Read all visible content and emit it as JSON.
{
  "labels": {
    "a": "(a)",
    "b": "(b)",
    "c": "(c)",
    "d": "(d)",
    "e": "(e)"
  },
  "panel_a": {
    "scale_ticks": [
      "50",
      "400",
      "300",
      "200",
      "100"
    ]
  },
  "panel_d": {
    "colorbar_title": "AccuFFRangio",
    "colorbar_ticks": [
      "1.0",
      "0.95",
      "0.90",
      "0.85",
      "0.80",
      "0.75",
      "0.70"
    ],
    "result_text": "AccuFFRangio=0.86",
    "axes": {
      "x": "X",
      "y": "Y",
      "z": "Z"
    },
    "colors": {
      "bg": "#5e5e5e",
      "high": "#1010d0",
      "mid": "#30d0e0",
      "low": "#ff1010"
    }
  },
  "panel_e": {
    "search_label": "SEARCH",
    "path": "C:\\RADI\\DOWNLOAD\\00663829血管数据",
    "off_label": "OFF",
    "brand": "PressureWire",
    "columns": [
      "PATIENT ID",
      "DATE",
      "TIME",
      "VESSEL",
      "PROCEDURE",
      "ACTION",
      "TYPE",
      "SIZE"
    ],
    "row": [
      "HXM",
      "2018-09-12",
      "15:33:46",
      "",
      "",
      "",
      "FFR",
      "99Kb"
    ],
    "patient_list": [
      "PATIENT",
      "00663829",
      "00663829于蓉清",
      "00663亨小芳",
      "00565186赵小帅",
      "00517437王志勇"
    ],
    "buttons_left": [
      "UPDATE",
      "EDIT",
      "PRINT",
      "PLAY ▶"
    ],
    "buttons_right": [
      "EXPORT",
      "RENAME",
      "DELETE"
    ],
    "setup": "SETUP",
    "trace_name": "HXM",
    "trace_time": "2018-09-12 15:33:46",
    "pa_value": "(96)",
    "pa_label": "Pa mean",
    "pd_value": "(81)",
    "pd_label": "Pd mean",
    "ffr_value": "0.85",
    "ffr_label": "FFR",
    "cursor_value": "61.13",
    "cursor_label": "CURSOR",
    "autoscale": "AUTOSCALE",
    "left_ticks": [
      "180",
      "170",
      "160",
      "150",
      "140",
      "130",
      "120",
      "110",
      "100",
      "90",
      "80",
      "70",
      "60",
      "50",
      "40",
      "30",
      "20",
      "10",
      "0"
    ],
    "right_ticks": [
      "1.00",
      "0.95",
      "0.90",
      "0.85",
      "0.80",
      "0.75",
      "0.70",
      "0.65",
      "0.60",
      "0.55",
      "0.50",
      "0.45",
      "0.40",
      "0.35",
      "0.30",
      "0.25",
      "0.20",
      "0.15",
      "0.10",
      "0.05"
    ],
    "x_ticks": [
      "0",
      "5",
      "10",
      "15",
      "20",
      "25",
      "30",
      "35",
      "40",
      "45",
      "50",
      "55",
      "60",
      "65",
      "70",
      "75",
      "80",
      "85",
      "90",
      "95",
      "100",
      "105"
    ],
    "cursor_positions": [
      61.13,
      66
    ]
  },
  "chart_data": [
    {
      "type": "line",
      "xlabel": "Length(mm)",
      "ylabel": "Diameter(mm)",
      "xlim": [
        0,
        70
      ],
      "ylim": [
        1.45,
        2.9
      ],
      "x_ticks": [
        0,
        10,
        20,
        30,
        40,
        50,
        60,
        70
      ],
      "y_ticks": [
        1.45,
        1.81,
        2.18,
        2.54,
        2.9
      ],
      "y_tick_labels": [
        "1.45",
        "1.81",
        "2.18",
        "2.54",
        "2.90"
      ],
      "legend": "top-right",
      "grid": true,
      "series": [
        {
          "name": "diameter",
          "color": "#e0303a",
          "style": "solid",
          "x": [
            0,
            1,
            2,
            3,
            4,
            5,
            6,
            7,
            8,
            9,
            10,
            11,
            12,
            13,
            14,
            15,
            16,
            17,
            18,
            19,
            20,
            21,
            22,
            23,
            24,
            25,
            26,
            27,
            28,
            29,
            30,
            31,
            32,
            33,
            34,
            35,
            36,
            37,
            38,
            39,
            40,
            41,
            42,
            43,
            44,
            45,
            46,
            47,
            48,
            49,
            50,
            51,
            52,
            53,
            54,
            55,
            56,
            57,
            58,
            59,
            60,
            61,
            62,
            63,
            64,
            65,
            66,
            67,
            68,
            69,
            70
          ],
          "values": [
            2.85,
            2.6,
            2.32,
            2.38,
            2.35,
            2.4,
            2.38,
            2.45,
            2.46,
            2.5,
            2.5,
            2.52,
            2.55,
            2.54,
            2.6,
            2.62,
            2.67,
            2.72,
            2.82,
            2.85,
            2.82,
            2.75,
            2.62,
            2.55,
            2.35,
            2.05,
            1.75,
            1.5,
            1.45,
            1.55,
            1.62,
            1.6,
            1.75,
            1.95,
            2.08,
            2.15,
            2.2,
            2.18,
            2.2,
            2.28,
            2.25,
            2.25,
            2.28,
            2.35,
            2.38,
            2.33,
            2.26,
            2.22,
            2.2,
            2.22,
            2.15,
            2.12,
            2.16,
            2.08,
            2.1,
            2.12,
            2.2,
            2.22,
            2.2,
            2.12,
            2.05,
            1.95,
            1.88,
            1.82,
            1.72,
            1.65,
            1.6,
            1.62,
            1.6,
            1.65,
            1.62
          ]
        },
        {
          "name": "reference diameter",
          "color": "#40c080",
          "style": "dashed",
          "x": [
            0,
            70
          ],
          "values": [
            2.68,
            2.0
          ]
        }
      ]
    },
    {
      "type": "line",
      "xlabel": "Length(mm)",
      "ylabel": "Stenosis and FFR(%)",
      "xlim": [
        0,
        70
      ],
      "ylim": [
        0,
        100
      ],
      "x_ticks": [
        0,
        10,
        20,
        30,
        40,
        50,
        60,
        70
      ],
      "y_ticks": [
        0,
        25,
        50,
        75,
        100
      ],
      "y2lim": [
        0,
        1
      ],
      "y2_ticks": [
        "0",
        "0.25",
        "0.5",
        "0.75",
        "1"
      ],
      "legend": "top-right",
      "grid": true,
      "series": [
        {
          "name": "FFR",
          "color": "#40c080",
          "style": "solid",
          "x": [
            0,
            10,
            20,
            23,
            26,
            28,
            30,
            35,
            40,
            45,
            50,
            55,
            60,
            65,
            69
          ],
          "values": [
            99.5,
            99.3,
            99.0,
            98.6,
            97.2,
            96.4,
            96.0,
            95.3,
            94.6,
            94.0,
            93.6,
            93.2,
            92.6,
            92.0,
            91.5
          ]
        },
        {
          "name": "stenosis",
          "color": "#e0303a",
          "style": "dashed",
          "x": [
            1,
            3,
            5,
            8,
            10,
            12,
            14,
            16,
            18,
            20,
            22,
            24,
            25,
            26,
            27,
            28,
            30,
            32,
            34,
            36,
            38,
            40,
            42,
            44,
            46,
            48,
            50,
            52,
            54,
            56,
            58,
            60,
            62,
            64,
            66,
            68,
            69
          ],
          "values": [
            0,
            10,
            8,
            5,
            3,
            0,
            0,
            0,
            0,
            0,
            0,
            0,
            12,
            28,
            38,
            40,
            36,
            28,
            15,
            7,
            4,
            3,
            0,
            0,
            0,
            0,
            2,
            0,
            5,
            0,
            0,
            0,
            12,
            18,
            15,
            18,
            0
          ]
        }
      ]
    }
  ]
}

★ ★ ★ ★ ★ ★ ★

→ **TASK DETAILS**
Print all of the entries exactly as they are written.

→ **RESPONSE TO THE TASK**
Read all visible content and emit it as JSON.
{
  "labels": {
    "a": "(a)",
    "b": "(b)",
    "c": "(c)",
    "d": "(d)",
    "e": "(e)"
  },
  "panel_a": {
    "scale_ticks": [
      "50",
      "400",
      "300",
      "200",
      "100"
    ]
  },
  "panel_d": {
    "colorbar_title": "AccuFFRangio",
    "colorbar_ticks": [
      "1.0",
      "0.95",
      "0.90",
      "0.85",
      "0.80",
      "0.75",
      "0.70"
    ],
    "result_text": "AccuFFRangio=0.86",
    "axes": {
      "x": "X",
      "y": "Y",
      "z": "Z"
    },
    "colors": {
      "bg": "#5e5e5e",
      "high": "#1010d0",
      "mid": "#30d0e0",
      "low": "#ff1010"
    }
  },
  "panel_e": {
    "search_label": "SEARCH",
    "path": "C:\\RADI\\DOWNLOAD\\00663829血管数据",
    "off_label": "OFF",
    "brand": "PressureWire",
    "columns": [
      "PATIENT ID",
      "DATE",
      "TIME",
      "VESSEL",
      "PROCEDURE",
      "ACTION",
      "TYPE",
      "SIZE"
    ],
    "row": [
      "HXM",
      "2018-09-12",
      "15:33:46",
      "",
      "",
      "",
      "FFR",
      "99Kb"
    ],
    "patient_list": [
      "PATIENT",
      "00663829",
      "00663829于蓉清",
      "00663亨小芳",
      "00565186赵小帅",
      "00517437王志勇"
    ],
    "buttons_left": [
      "UPDATE",
      "EDIT",
      "PRINT",
      "PLAY ▶"
    ],
    "buttons_right": [
      "EXPORT",
      "RENAME",
      "DELETE"
    ],
    "setup": "SETUP",
    "trace_name": "HXM",
    "trace_time": "2018-09-12 15:33:46",
    "pa_value": "(96)",
    "pa_label": "Pa mean",
    "pd_value": "(81)",
    "pd_label": "Pd mean",
    "ffr_value": "0.85",
    "ffr_label": "FFR",
    "cursor_value": "61.13",
    "cursor_label": "CURSOR",
    "autoscale": "AUTOSCALE",
    "left_ticks": [
      "180",
      "170",
      "160",
      "150",
      "140",
      "130",
      "120",
      "110",
      "100",
      "90",
      "80",
      "70",
      "60",
      "50",
      "40",
      "30",
      "20",
      "10",
      "0"
    ],
    "right_ticks": [
      "1.00",
      "0.95",
      "0.90",
      "0.85",
      "0.80",
      "0.75",
      "0.70",
      "0.65",
      "0.60",
      "0.55",
      "0.50",
      "0.45",
      "0.40",
      "0.35",
      "0.30",
      "0.25",
      "0.20",
      "0.15",
      "0.10",
      "0.05"
    ],
    "x_ticks": [
      "0",
      "5",
      "10",
      "15",
      "20",
      "25",
      "30",
      "35",
      "40",
      "45",
      "50",
      "55",
      "60",
      "65",
      "70",
      "75",
      "80",
      "85",
      "90",
      "95",
      "100",
      "105"
    ],
    "cursor_positions": [
      61.13,
      66
    ]
  },
  "chart_data": [
    {
      "type": "line",
      "xlabel": "Length(mm)",
      "ylabel": "Diameter(mm)",
      "xlim": [
        0,
        70
      ],
      "ylim": [
        1.45,
        2.9
      ],
      "x_ticks": [
        0,
        10,
        20,
        30,
        40,
        50,
        60,
        70
      ],
      "y_ticks": [
        1.45,
        1.81,
        2.18,
        2.54,
        2.9
      ],
      "y_tick_labels": [
        "1.45",
        "1.81",
        "2.18",
        "2.54",
        "2.90"
      ],
      "legend": "top-right",
      "grid": true,
      "series": [
        {
          "name": "diameter",
          "color": "#e0303a",
          "style": "solid",
          "x": [
            0,
            1,
            2,
            3,
            4,
            5,
            6,
            7,
            8,
            9,
            10,
            11,
            12,
            13,
            14,
            15,
            16,
            17,
            18,
            19,
            20,
            21,
            22,
            23,
            24,
            25,
            26,
            27,
            28,
            29,
            30,
            31,
            32,
            33,
            34,
            35,
            36,
            37,
            38,
            39,
            40,
            41,
            42,
            43,
            44,
            45,
            46,
            47,
            48,
            49,
            50,
            51,
            52,
            53,
            54,
            55,
            56,
            57,
            58,
            59,
            60,
            61,
            62,
            63,
            64,
            65,
            66,
            67,
            68,
            69,
            70
          ],
          "values": [
            2.85,
            2.6,
            2.32,
            2.38,
            2.35,
            2.4,
            2.38,
            2.45,
            2.46,
            2.5,
            2.5,
            2.52,
            2.55,
            2.54,
            2.6,
            2.62,
            2.67,
            2.72,
            2.82,
            2.85,
            2.82,
            2.75,
            2.62,
            2.55,
            2.35,
            2.05,
            1.75,
            1.5,
            1.45,
            1.55,
            1.62,
            1.6,
            1.75,
            1.95,
            2.08,
            2.15,
            2.2,
            2.18,
            2.2,
            2.28,
            2.25,
            2.25,
            2.28,
            2.35,
            2.38,
            2.33,
            2.26,
            2.22,
            2.2,
            2.22,
            2.15,
            2.12,
            2.16,
            2.08,
            2.1,
            2.12,
            2.2,
            2.22,
            2.2,
            2.12,
            2.05,
            1.95,
            1.88,
            1.82,
            1.72,
            1.65,
            1.6,
            1.62,
            1.6,
            1.65,
            1.62
          ]
        },
        {
          "name": "reference diameter",
          "color": "#40c080",
          "style": "dashed",
          "x": [
            0,
            70
          ],
          "values": [
            2.68,
            2.0
          ]
        }
      ]
    },
    {
      "type": "line",
      "xlabel": "Length(mm)",
      "ylabel": "Stenosis and FFR(%)",
      "xlim": [
        0,
        70
      ],
      "ylim": [
        0,
        100
      ],
      "x_ticks": [
        0,
        10,
        20,
        30,
        40,
        50,
        60,
        70
      ],
      "y_ticks": [
        0,
        25,
        50,
        75,
        100
      ],
      "y2lim": [
        0,
        1
      ],
      "y2_ticks": [
        "0",
        "0.25",
        "0.5",
        "0.75",
        "1"
      ],
      "legend": "top-right",
      "grid": true,
      "series": [
        {
          "name": "FFR",
          "color": "#40c080",
          "style": "solid",
          "x": [
            0,
            10,
            20,
            23,
            26,
            28,
            30,
            35,
            40,
            45,
            50,
            55,
            60,
            65,
            69
          ],
          "values": [
            99.5,
            99.3,
            99.0,
            98.6,
            97.2,
            96.4,
            96.0,
            95.3,
            94.6,
            94.0,
            93.6,
            93.2,
            92.6,
            92.0,
            91.5
          ]
        },
        {
          "name": "stenosis",
          "color": "#e0303a",
          "style": "dashed",
          "x": [
            1,
            3,
            5,
            8,
            10,
            12,
            14,
            16,
            18,
            20,
            22,
            24,
            25,
            26,
            27,
            28,
            30,
            32,
            34,
            36,
            38,
            40,
            42,
            44,
            46,
            48,
            50,
            52,
            54,
            56,
            58,
            60,
            62,
            64,
            66,
            68,
            69
          ],
          "values": [
            0,
            10,
            8,
            5,
            3,
            0,
            0,
            0,
            0,
            0,
            0,
            0,
            12,
            28,
            38,
            40,
            36,
            28,
            15,
            7,
            4,
            3,
            0,
            0,
            0,
            0,
            2,
            0,
            5,
            0,
            0,
            0,
            12,
            18,
            15,
            18,
            0
          ]
        }
      ]
    }
  ]
}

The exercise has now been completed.